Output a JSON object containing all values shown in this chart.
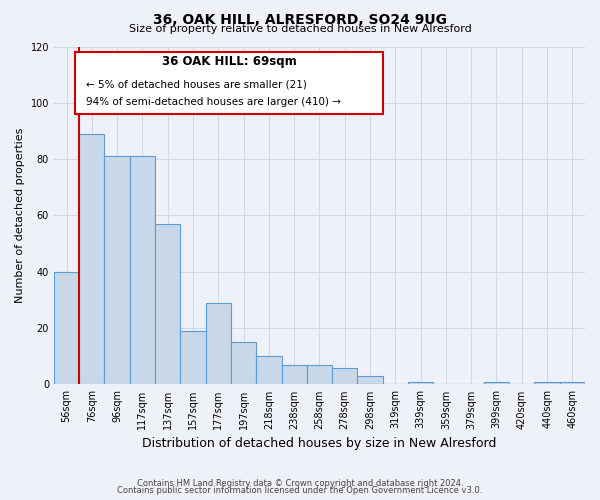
{
  "title": "36, OAK HILL, ALRESFORD, SO24 9UG",
  "subtitle": "Size of property relative to detached houses in New Alresford",
  "xlabel": "Distribution of detached houses by size in New Alresford",
  "ylabel": "Number of detached properties",
  "bar_labels": [
    "56sqm",
    "76sqm",
    "96sqm",
    "117sqm",
    "137sqm",
    "157sqm",
    "177sqm",
    "197sqm",
    "218sqm",
    "238sqm",
    "258sqm",
    "278sqm",
    "298sqm",
    "319sqm",
    "339sqm",
    "359sqm",
    "379sqm",
    "399sqm",
    "420sqm",
    "440sqm",
    "460sqm"
  ],
  "bar_values": [
    40,
    89,
    81,
    81,
    57,
    19,
    29,
    15,
    10,
    7,
    7,
    6,
    3,
    0,
    1,
    0,
    0,
    1,
    0,
    1,
    1
  ],
  "bar_color": "#c8d8e8",
  "bar_edge_color": "#5b9bd5",
  "marker_color": "#cc0000",
  "ylim": [
    0,
    120
  ],
  "yticks": [
    0,
    20,
    40,
    60,
    80,
    100,
    120
  ],
  "annotation_title": "36 OAK HILL: 69sqm",
  "annotation_line1": "← 5% of detached houses are smaller (21)",
  "annotation_line2": "94% of semi-detached houses are larger (410) →",
  "annotation_box_color": "#cc0000",
  "footer1": "Contains HM Land Registry data © Crown copyright and database right 2024.",
  "footer2": "Contains public sector information licensed under the Open Government Licence v3.0.",
  "grid_color": "#cdd8e8",
  "background_color": "#eef2f8"
}
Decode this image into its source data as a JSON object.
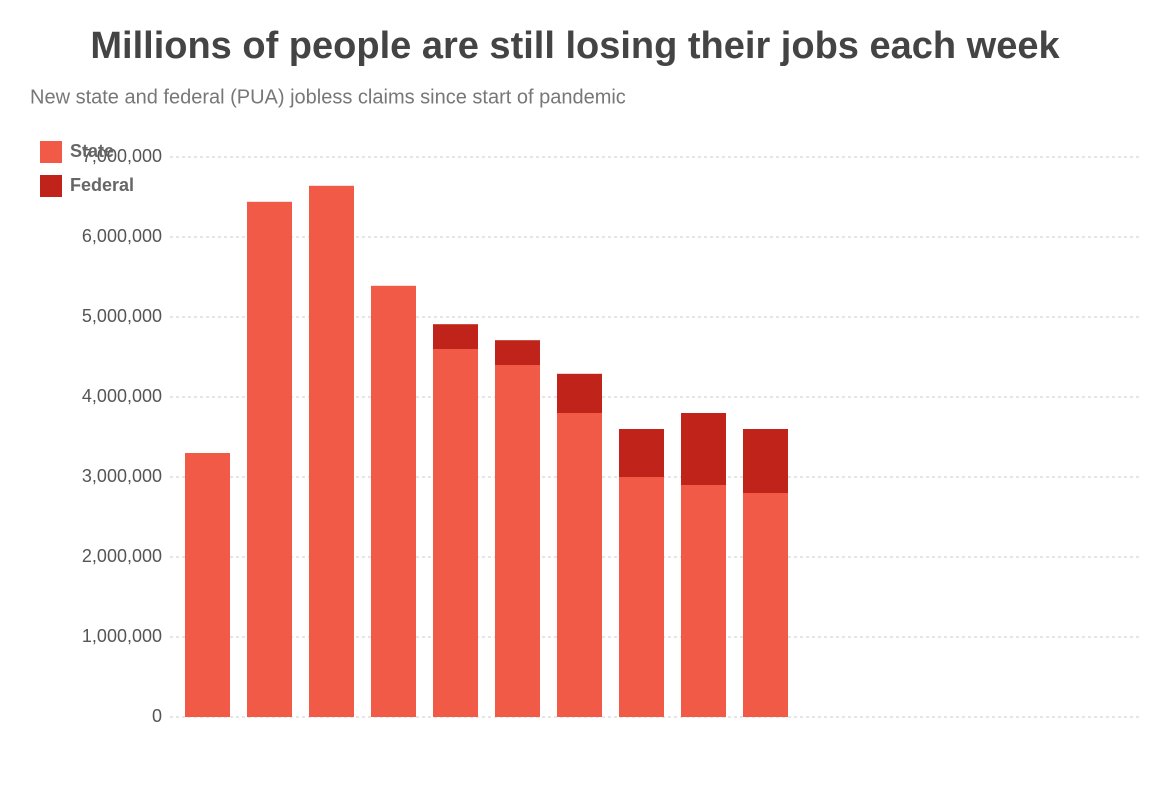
{
  "chart_data": {
    "type": "stacked-bar",
    "title": "Millions of people are still losing their jobs each week",
    "subtitle": "New state and federal (PUA) jobless claims since start of pandemic",
    "categories": [
      null,
      null,
      null,
      null,
      null,
      null,
      null,
      null,
      null,
      null
    ],
    "series": [
      {
        "name": "State",
        "color": "#f05a46",
        "values": [
          3300000,
          6440000,
          6640000,
          5390000,
          4600000,
          4400000,
          3800000,
          3000000,
          2900000,
          2800000
        ]
      },
      {
        "name": "Federal",
        "color": "#c0231a",
        "values": [
          0,
          0,
          0,
          0,
          310000,
          310000,
          490000,
          600000,
          900000,
          800000
        ]
      }
    ],
    "ylim": [
      0,
      7000000
    ],
    "yticks": [
      {
        "value": 0,
        "label": "0"
      },
      {
        "value": 1000000,
        "label": "1,000,000"
      },
      {
        "value": 2000000,
        "label": "2,000,000"
      },
      {
        "value": 3000000,
        "label": "3,000,000"
      },
      {
        "value": 4000000,
        "label": "4,000,000"
      },
      {
        "value": 5000000,
        "label": "5,000,000"
      },
      {
        "value": 6000000,
        "label": "6,000,000"
      },
      {
        "value": 7000000,
        "label": "7,000,000"
      }
    ],
    "grid": true,
    "legend": "top-left"
  }
}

• • • •

Your task:
Quote the data above in full and without alteration; skip the pictures.

Solution for this task:
Output a JSON object containing all values shown in this chart.
{
  "title": "36, OAK HILL, ALRESFORD, SO24 9UG",
  "subtitle": "Size of property relative to detached houses in New Alresford",
  "xlabel": "Distribution of detached houses by size in New Alresford",
  "ylabel": "Number of detached properties",
  "bar_labels": [
    "56sqm",
    "76sqm",
    "96sqm",
    "117sqm",
    "137sqm",
    "157sqm",
    "177sqm",
    "197sqm",
    "218sqm",
    "238sqm",
    "258sqm",
    "278sqm",
    "298sqm",
    "319sqm",
    "339sqm",
    "359sqm",
    "379sqm",
    "399sqm",
    "420sqm",
    "440sqm",
    "460sqm"
  ],
  "bar_values": [
    40,
    89,
    81,
    81,
    57,
    19,
    29,
    15,
    10,
    7,
    7,
    6,
    3,
    0,
    1,
    0,
    0,
    1,
    0,
    1,
    1
  ],
  "bar_color": "#c8d8e8",
  "bar_edge_color": "#5b9bd5",
  "marker_color": "#cc0000",
  "ylim": [
    0,
    120
  ],
  "yticks": [
    0,
    20,
    40,
    60,
    80,
    100,
    120
  ],
  "annotation_title": "36 OAK HILL: 69sqm",
  "annotation_line1": "← 5% of detached houses are smaller (21)",
  "annotation_line2": "94% of semi-detached houses are larger (410) →",
  "annotation_box_color": "#cc0000",
  "footer1": "Contains HM Land Registry data © Crown copyright and database right 2024.",
  "footer2": "Contains public sector information licensed under the Open Government Licence v3.0.",
  "grid_color": "#cdd8e8",
  "background_color": "#eef2f8"
}
Decode this image into its source data as a JSON object.
{
  "chart_data": {
    "type": "stacked-bar",
    "title": "Millions of people are still losing their jobs each week",
    "subtitle": "New state and federal (PUA) jobless claims since start of pandemic",
    "categories": [
      null,
      null,
      null,
      null,
      null,
      null,
      null,
      null,
      null,
      null
    ],
    "series": [
      {
        "name": "State",
        "color": "#f05a46",
        "values": [
          3300000,
          6440000,
          6640000,
          5390000,
          4600000,
          4400000,
          3800000,
          3000000,
          2900000,
          2800000
        ]
      },
      {
        "name": "Federal",
        "color": "#c0231a",
        "values": [
          0,
          0,
          0,
          0,
          310000,
          310000,
          490000,
          600000,
          900000,
          800000
        ]
      }
    ],
    "ylim": [
      0,
      7000000
    ],
    "yticks": [
      {
        "value": 0,
        "label": "0"
      },
      {
        "value": 1000000,
        "label": "1,000,000"
      },
      {
        "value": 2000000,
        "label": "2,000,000"
      },
      {
        "value": 3000000,
        "label": "3,000,000"
      },
      {
        "value": 4000000,
        "label": "4,000,000"
      },
      {
        "value": 5000000,
        "label": "5,000,000"
      },
      {
        "value": 6000000,
        "label": "6,000,000"
      },
      {
        "value": 7000000,
        "label": "7,000,000"
      }
    ],
    "grid": true,
    "legend": "top-left"
  }
}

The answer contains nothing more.